*TASK REQUIREMENTS*. Select all lines with the string "كالشركة" in them, and copy those lines.
## Start
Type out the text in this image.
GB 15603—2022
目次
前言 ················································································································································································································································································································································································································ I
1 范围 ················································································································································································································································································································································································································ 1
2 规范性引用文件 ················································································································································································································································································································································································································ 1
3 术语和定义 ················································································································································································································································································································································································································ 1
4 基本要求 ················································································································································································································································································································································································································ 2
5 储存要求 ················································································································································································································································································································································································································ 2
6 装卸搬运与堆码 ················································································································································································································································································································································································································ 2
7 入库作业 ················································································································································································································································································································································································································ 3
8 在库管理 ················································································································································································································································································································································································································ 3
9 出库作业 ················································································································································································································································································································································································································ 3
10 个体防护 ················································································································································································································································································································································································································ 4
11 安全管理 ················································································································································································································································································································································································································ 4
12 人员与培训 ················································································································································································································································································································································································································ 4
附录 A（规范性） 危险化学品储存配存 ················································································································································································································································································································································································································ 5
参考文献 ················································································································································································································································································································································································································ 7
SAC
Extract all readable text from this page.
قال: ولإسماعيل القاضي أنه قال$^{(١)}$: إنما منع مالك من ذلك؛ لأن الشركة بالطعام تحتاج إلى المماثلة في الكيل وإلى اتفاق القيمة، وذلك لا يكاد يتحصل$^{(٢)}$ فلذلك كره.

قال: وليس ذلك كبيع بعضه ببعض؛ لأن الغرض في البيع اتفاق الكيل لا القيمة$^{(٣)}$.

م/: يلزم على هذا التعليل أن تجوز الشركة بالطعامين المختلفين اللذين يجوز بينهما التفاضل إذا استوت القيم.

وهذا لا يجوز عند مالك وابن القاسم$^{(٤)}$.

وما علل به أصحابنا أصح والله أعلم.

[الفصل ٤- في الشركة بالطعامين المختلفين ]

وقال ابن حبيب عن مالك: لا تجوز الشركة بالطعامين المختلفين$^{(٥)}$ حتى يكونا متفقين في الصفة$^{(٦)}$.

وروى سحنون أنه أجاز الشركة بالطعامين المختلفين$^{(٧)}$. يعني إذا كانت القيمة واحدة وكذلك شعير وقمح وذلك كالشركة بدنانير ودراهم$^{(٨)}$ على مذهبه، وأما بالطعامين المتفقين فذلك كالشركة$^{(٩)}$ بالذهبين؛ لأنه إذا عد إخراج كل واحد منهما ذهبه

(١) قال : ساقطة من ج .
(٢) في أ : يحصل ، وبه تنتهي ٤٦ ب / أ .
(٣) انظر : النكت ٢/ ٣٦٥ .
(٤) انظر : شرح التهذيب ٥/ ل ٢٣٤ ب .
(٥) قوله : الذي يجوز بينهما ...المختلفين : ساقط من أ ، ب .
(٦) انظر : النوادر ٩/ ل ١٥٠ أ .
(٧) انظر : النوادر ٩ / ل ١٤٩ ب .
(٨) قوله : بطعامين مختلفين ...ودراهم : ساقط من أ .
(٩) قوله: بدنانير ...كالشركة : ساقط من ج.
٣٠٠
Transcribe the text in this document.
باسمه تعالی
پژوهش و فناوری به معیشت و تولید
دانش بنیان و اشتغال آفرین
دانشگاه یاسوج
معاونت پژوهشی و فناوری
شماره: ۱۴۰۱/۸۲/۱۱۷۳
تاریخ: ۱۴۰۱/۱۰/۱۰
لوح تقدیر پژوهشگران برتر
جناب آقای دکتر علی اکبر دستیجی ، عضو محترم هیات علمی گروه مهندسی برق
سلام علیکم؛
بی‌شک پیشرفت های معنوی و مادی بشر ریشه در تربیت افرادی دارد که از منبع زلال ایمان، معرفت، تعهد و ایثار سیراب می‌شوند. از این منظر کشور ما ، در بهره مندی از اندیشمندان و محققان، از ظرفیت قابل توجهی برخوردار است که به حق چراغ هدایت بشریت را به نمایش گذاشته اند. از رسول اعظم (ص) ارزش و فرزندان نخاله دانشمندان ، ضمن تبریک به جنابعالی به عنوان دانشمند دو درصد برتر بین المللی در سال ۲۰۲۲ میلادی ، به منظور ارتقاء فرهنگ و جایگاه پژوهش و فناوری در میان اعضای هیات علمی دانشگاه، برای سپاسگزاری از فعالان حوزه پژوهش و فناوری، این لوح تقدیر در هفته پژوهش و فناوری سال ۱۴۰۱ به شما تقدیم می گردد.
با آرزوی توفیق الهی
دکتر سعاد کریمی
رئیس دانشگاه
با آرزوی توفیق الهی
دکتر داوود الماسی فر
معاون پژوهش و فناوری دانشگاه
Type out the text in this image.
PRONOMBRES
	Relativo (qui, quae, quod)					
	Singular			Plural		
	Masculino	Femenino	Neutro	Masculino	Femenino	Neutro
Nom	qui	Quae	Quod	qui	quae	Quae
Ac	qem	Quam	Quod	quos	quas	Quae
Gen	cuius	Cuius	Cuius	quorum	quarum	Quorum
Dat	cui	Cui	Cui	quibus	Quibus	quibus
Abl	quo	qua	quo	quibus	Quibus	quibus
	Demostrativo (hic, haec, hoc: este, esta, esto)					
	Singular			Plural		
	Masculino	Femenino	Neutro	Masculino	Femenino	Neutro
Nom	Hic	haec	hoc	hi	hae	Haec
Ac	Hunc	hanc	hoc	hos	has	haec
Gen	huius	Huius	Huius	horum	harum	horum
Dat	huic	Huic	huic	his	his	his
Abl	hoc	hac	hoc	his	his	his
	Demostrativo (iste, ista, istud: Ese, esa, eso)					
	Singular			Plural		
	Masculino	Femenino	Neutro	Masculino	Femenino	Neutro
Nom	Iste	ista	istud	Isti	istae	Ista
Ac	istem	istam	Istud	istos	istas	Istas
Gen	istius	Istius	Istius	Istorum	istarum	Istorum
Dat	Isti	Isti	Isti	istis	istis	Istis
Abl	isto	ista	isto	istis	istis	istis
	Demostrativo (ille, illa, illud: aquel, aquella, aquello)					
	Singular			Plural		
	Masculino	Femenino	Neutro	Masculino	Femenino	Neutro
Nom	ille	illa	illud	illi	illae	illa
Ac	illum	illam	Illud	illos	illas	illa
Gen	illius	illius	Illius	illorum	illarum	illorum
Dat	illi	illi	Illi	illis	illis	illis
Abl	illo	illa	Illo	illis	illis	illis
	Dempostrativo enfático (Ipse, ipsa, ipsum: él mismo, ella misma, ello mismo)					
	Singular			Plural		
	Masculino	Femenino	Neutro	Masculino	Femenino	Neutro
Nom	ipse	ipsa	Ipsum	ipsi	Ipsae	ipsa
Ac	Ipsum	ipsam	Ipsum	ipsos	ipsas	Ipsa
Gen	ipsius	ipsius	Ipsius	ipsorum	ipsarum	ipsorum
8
## End
*ANSWER*.
وروى سحنون أنه أجاز الشركة بالطعامين المختلفين$^{(٧)}$. يعني إذا كانت القيمة واحدة وكذلك شعير وقمح وذلك كالشركة بدنانير ودراهم$^{(٨)}$ على مذهبه، وأما بالطعامين المتفقين فذلك كالشركة$^{(٩)}$ بالذهبين؛ لأنه إذا عد إخراج كل واحد منهما ذهبه
(٩) قوله: بدنانير ...كالشركة : ساقط من ج.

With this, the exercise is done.